[Records excerpted from a collection]

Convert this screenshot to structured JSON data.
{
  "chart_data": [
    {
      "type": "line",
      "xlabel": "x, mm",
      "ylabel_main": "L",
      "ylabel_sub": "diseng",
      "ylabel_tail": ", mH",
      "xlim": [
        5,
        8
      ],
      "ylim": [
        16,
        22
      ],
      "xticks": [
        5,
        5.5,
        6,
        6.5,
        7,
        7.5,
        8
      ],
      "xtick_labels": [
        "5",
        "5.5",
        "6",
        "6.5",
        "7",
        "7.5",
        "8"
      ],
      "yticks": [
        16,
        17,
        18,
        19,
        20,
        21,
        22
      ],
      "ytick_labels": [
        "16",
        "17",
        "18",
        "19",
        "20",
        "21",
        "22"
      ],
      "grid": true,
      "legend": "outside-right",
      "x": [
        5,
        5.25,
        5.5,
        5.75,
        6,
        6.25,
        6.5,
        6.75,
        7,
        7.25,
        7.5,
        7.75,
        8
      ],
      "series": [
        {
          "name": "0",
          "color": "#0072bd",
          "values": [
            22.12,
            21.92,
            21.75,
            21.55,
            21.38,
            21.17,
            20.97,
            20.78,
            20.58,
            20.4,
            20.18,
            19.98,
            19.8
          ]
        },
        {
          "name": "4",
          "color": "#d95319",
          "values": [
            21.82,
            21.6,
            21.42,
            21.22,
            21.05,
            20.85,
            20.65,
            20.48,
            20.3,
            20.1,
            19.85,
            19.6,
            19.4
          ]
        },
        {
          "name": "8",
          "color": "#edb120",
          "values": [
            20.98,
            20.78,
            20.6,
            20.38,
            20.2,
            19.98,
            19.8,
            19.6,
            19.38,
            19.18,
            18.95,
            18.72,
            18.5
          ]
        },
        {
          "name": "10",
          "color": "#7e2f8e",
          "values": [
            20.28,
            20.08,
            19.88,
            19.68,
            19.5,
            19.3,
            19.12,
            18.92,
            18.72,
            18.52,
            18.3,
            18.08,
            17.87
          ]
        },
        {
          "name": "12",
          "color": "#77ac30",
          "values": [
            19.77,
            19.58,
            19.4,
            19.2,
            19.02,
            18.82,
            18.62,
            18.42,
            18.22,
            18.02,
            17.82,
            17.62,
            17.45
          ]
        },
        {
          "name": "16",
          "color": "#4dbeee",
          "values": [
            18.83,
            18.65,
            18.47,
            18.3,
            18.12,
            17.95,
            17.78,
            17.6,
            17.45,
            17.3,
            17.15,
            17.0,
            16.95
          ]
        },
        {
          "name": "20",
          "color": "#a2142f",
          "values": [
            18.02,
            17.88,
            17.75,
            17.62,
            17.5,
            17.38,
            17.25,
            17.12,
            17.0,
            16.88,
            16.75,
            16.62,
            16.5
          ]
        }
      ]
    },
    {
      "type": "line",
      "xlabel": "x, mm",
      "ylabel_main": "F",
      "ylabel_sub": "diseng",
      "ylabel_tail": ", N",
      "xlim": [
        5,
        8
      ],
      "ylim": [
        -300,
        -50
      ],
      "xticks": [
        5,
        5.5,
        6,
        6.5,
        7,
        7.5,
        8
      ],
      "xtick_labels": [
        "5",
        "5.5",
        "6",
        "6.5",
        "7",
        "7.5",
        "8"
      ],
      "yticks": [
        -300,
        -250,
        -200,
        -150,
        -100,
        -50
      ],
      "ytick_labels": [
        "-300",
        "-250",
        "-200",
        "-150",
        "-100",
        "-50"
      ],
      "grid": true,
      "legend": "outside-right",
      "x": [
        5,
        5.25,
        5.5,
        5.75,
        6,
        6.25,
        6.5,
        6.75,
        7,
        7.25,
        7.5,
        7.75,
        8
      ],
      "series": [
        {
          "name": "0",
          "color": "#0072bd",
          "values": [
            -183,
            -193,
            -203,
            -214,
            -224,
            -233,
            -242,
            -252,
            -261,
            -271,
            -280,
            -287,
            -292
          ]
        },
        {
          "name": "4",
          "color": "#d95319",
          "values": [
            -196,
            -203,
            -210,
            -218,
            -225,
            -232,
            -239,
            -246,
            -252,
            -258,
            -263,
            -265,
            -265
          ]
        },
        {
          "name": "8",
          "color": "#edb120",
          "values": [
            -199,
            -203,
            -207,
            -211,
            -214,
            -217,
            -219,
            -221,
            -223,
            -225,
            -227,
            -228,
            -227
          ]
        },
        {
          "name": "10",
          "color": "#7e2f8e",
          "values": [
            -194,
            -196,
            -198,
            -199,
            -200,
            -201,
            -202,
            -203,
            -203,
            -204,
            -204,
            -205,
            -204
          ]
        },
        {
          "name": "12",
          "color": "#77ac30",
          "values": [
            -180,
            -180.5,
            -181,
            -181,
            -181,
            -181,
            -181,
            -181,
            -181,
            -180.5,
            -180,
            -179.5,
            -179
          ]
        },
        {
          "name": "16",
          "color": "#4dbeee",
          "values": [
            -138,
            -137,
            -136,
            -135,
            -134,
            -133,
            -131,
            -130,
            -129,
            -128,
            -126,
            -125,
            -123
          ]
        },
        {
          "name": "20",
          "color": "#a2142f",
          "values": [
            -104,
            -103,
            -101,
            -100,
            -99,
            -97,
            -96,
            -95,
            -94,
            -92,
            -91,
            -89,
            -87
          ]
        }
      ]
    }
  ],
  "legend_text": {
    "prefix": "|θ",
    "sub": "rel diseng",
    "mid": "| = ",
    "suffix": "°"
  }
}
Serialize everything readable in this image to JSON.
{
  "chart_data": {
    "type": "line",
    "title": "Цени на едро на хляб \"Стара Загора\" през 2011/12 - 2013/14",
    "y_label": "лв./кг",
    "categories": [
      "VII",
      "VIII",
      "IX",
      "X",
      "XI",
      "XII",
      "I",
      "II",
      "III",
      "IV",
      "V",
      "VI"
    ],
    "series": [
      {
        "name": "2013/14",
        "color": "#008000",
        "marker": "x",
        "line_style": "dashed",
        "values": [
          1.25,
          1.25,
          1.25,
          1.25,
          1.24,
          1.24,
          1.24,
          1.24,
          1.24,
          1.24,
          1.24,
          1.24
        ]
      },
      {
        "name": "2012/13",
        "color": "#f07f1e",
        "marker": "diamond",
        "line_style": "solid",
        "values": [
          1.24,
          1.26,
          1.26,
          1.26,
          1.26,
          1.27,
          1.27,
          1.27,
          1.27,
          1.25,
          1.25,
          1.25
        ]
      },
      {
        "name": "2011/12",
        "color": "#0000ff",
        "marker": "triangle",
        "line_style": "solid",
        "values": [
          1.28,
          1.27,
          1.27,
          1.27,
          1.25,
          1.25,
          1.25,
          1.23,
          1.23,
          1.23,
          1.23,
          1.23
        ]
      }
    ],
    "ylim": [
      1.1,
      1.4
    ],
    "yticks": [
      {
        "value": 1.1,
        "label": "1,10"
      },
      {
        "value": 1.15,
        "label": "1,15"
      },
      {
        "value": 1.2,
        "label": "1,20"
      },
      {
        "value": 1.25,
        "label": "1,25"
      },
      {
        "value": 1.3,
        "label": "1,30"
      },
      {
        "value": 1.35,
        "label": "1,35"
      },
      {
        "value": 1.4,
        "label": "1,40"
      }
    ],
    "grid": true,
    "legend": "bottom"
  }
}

**Task statement:** Give only a number: how many lines of the data hold the string "JSON"?

**Task output:** 2